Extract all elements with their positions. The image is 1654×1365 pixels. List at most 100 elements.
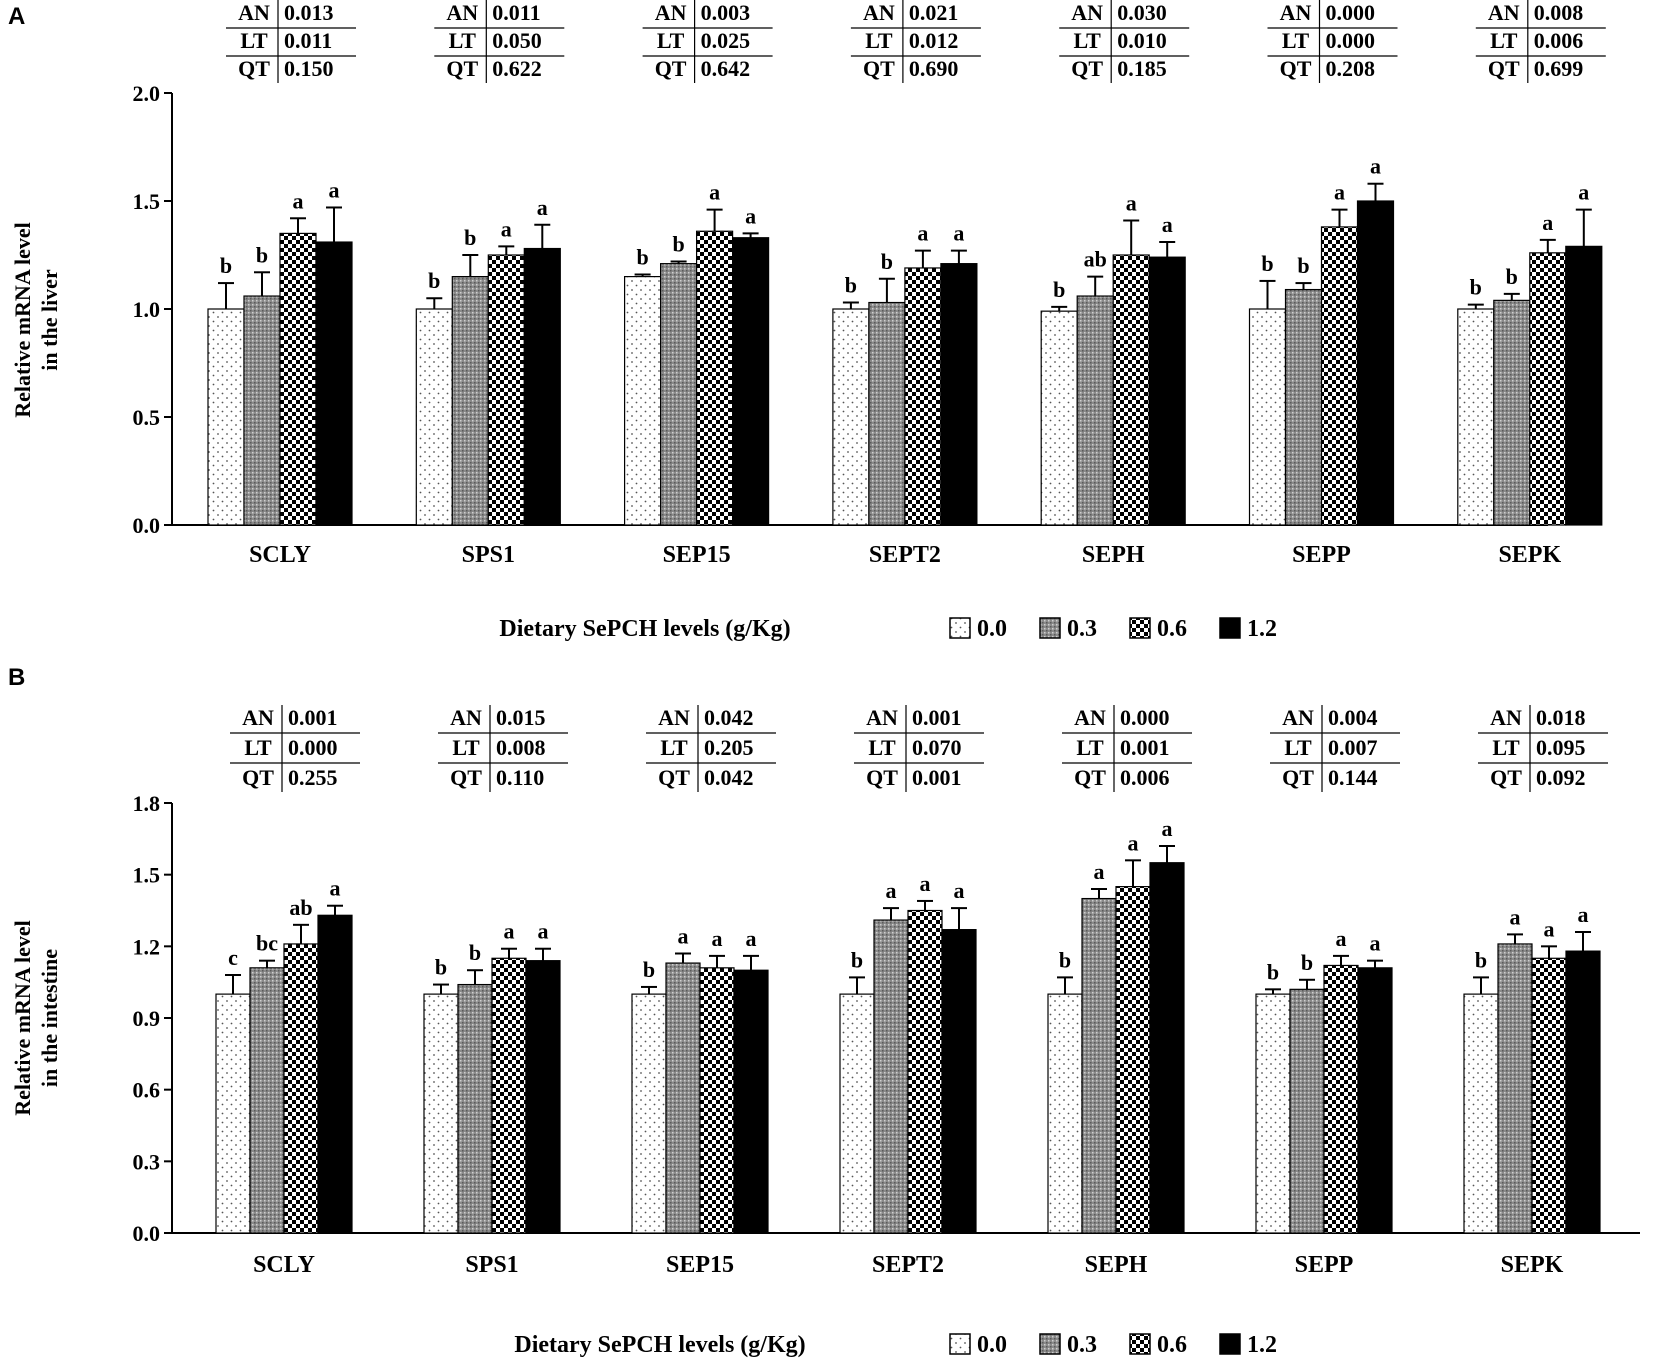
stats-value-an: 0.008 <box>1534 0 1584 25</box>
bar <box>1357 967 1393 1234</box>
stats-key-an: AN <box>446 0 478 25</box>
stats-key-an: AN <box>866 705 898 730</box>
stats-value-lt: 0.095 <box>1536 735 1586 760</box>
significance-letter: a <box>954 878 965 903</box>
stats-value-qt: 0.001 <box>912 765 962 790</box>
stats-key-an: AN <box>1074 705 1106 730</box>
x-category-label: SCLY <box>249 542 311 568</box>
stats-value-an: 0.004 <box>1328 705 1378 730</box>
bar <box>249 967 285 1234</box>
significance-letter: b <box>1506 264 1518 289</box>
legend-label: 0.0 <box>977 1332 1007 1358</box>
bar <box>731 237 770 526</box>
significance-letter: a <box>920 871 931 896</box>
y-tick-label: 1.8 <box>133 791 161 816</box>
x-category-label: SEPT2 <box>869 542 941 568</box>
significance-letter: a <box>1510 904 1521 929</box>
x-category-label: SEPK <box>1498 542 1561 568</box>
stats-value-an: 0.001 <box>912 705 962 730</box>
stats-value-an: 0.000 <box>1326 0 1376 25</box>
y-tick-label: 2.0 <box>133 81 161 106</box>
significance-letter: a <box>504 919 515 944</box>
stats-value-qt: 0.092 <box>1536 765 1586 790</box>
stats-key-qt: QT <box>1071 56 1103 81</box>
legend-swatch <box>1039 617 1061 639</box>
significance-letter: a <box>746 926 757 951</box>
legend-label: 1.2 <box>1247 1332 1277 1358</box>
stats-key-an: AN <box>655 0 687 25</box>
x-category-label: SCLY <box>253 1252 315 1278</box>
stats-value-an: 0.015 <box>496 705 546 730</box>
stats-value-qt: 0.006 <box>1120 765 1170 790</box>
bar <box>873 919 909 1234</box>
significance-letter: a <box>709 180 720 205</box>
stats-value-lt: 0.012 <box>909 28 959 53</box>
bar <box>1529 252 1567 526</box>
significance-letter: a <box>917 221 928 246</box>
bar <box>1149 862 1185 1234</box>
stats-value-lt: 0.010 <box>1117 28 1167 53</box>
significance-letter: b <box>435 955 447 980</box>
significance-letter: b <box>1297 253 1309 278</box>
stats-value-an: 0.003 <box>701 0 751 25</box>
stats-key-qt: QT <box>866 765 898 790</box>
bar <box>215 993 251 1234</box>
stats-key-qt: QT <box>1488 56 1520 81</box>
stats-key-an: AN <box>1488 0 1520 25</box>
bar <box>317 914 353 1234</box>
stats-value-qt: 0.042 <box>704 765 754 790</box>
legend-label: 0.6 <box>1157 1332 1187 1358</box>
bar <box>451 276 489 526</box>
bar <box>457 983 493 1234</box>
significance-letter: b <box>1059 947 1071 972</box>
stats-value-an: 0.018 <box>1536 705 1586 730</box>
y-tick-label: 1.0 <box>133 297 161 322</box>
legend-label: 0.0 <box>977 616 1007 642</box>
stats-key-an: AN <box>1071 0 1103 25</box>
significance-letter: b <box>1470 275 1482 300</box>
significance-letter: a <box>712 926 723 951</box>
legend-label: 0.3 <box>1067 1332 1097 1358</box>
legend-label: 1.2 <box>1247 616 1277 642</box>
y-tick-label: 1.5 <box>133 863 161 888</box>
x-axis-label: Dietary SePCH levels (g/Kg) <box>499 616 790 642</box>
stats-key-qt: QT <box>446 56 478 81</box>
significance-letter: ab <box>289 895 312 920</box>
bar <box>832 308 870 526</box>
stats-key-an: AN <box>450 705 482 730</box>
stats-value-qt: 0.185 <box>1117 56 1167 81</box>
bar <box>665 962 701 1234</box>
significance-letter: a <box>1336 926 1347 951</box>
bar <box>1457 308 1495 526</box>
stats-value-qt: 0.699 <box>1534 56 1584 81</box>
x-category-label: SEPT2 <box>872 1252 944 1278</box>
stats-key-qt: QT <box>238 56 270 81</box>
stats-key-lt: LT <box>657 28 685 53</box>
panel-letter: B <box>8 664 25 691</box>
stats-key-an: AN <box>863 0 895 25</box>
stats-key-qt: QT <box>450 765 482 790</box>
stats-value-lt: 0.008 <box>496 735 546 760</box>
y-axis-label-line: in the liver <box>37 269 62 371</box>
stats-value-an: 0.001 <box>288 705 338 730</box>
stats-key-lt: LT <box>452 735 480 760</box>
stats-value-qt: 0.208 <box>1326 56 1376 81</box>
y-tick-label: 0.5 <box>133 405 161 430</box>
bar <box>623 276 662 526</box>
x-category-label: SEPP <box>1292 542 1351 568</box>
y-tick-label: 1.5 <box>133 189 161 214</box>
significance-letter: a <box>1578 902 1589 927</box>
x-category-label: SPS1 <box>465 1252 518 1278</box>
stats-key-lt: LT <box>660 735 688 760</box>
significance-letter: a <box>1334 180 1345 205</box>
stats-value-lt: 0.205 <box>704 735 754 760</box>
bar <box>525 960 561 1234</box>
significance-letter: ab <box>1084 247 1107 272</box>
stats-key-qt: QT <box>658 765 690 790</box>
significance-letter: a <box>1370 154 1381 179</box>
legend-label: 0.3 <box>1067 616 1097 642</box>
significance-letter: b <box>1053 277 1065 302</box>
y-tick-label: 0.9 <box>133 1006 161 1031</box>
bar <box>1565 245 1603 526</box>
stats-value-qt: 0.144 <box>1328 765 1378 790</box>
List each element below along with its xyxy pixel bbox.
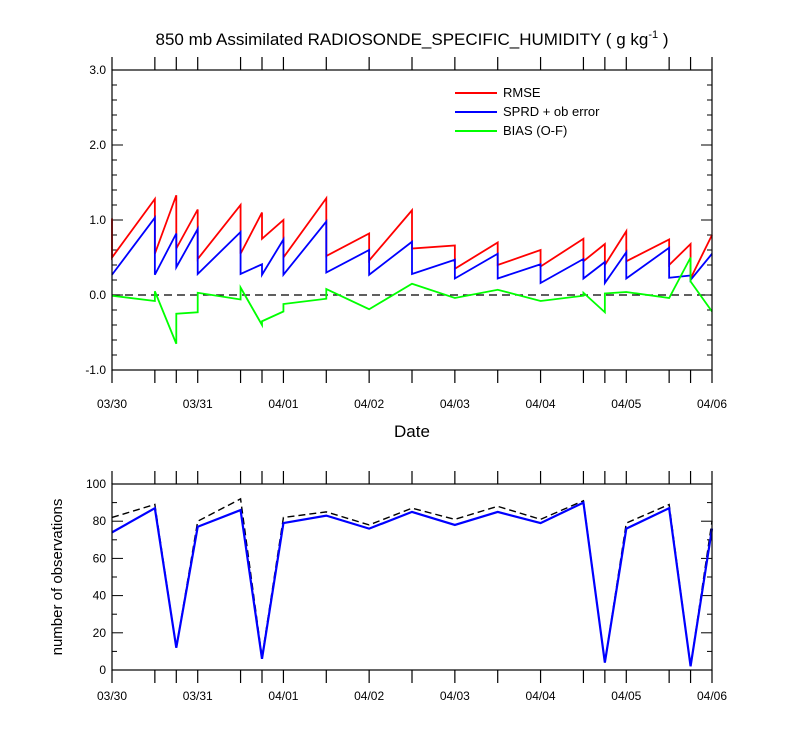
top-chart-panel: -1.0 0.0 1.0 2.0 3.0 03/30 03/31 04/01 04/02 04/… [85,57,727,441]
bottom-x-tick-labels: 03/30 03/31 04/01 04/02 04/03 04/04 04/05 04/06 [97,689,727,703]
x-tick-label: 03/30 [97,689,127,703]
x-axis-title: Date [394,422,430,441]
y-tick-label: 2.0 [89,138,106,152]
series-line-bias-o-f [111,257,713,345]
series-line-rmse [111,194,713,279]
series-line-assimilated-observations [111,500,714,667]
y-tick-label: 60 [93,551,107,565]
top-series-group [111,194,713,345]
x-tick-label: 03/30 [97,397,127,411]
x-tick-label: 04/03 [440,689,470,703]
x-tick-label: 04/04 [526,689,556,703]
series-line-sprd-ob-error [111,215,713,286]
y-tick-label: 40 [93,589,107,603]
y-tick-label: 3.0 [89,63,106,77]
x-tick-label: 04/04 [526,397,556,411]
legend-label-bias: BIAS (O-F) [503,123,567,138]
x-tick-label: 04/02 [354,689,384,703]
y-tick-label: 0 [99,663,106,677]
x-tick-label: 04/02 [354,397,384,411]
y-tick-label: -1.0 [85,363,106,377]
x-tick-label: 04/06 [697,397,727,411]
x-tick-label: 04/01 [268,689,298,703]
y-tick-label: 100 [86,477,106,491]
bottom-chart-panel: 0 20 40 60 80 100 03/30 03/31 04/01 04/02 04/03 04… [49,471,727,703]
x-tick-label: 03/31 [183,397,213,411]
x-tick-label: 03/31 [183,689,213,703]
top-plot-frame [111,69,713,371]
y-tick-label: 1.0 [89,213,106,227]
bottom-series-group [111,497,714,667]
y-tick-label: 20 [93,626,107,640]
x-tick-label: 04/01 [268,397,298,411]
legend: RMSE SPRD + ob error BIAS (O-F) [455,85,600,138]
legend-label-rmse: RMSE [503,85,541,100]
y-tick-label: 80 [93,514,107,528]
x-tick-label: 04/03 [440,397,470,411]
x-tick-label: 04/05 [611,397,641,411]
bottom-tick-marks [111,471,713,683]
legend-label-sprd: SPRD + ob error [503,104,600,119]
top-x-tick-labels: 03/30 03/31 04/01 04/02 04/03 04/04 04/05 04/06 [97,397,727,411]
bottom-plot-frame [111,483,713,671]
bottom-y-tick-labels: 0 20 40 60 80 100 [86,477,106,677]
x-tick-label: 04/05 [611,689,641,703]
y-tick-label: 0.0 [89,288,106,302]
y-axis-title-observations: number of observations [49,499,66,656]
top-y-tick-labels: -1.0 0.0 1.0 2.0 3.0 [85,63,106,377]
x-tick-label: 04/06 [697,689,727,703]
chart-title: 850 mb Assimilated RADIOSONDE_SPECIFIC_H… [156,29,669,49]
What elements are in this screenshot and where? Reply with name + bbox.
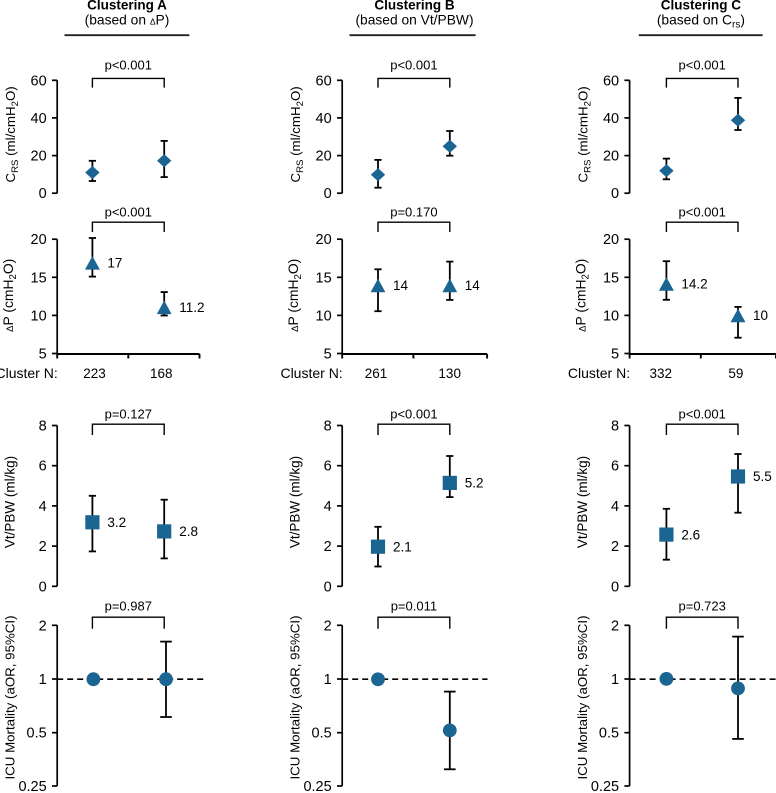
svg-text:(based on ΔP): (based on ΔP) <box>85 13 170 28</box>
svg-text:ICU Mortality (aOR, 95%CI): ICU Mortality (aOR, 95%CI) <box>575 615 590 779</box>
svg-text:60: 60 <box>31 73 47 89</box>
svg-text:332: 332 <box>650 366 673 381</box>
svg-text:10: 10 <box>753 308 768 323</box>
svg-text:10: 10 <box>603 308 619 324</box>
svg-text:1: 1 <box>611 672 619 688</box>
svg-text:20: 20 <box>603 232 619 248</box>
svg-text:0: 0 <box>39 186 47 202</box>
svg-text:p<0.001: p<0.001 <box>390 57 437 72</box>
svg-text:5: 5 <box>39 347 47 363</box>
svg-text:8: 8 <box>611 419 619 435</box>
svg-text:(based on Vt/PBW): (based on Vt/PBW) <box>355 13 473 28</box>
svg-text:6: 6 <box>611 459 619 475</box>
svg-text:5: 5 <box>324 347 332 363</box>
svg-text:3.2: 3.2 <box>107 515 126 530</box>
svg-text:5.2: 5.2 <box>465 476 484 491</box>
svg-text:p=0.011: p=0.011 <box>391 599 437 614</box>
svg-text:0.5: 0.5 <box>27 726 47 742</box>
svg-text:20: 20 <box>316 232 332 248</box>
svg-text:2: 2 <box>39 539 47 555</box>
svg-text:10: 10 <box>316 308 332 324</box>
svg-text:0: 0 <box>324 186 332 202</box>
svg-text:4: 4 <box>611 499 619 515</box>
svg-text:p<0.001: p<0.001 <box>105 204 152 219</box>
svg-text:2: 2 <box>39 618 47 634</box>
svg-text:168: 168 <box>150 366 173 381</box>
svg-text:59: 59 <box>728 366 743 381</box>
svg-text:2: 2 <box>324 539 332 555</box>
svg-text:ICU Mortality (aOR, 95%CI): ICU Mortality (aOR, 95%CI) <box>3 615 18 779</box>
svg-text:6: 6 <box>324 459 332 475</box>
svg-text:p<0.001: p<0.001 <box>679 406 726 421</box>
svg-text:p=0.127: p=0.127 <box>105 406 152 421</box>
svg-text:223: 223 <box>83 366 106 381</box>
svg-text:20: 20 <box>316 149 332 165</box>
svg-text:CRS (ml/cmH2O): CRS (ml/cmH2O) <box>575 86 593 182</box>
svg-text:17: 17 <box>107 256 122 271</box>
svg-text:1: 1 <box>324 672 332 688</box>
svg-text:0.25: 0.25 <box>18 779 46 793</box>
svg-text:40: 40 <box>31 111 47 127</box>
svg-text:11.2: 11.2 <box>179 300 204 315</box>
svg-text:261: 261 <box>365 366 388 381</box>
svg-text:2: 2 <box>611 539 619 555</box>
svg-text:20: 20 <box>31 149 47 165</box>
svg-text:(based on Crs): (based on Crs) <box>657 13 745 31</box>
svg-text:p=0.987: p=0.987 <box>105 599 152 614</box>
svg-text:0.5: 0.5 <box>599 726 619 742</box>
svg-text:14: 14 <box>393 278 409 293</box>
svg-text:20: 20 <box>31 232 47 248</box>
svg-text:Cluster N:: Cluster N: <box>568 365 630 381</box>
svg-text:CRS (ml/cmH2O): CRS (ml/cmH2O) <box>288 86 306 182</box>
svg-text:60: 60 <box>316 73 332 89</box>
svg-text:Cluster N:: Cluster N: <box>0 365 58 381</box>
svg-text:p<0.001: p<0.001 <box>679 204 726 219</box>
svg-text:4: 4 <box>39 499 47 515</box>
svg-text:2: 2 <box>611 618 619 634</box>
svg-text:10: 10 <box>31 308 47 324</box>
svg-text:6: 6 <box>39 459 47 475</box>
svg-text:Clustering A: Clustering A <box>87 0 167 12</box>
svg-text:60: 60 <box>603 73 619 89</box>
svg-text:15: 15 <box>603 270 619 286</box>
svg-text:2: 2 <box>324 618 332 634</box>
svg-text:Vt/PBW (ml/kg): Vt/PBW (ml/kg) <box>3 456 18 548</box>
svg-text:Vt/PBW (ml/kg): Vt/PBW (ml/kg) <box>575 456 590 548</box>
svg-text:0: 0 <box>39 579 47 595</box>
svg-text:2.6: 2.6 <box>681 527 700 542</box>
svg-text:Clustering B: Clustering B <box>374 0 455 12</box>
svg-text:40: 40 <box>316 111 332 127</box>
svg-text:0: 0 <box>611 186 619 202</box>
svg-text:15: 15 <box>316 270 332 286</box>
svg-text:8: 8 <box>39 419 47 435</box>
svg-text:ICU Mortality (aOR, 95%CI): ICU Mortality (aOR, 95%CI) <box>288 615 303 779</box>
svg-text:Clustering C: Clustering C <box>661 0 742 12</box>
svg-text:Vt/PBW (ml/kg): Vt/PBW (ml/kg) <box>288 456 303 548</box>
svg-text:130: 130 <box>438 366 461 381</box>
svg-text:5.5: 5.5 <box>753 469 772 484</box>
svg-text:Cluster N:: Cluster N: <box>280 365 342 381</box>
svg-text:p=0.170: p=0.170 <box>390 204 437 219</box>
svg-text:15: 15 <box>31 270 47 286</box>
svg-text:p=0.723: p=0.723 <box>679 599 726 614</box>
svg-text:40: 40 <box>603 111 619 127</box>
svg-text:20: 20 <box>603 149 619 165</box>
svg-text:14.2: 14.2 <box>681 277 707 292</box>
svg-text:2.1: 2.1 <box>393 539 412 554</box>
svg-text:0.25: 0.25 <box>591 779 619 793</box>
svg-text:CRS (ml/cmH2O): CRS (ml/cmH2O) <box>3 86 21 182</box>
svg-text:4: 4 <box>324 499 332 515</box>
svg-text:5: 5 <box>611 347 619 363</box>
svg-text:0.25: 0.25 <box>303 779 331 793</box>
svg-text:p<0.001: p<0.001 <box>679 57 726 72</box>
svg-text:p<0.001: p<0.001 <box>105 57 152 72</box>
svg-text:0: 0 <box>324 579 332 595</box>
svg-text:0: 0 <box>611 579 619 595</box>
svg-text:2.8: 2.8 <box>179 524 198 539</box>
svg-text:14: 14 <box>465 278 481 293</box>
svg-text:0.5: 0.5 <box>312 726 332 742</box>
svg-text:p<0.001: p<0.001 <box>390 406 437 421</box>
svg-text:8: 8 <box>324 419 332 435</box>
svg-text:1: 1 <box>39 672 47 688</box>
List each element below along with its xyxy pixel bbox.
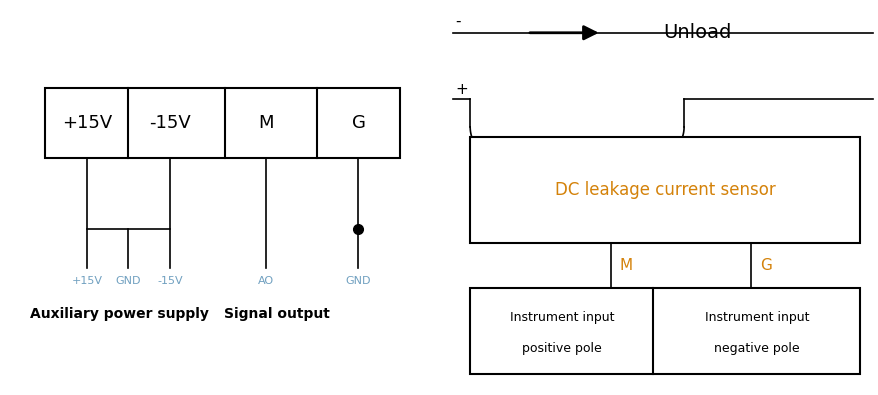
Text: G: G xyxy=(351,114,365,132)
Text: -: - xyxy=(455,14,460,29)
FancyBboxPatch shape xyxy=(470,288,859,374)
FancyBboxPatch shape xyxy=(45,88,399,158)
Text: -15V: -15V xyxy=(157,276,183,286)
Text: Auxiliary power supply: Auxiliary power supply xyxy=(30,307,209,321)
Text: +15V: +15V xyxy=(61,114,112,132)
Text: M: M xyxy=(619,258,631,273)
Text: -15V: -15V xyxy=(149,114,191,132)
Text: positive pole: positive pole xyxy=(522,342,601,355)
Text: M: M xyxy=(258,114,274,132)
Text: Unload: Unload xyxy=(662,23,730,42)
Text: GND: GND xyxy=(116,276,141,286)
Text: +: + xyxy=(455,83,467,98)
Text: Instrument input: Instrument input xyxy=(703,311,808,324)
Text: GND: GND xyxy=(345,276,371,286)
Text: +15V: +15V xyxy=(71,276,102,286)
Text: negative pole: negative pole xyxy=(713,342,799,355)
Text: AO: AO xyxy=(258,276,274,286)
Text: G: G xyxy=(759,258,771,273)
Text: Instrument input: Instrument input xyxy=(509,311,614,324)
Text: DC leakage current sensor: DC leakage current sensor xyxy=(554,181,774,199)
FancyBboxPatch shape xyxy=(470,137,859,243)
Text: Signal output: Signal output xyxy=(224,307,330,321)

THE REQUEST.
Please report every line of the rows above that contains the word "Mortality", copying each one in full. Count only matches in the same case.

CORRECT RESULT.
svg-text:ICU Mortality (aOR, 95%CI): ICU Mortality (aOR, 95%CI) <box>575 615 590 779</box>
svg-text:ICU Mortality (aOR, 95%CI): ICU Mortality (aOR, 95%CI) <box>3 615 18 779</box>
svg-text:ICU Mortality (aOR, 95%CI): ICU Mortality (aOR, 95%CI) <box>288 615 303 779</box>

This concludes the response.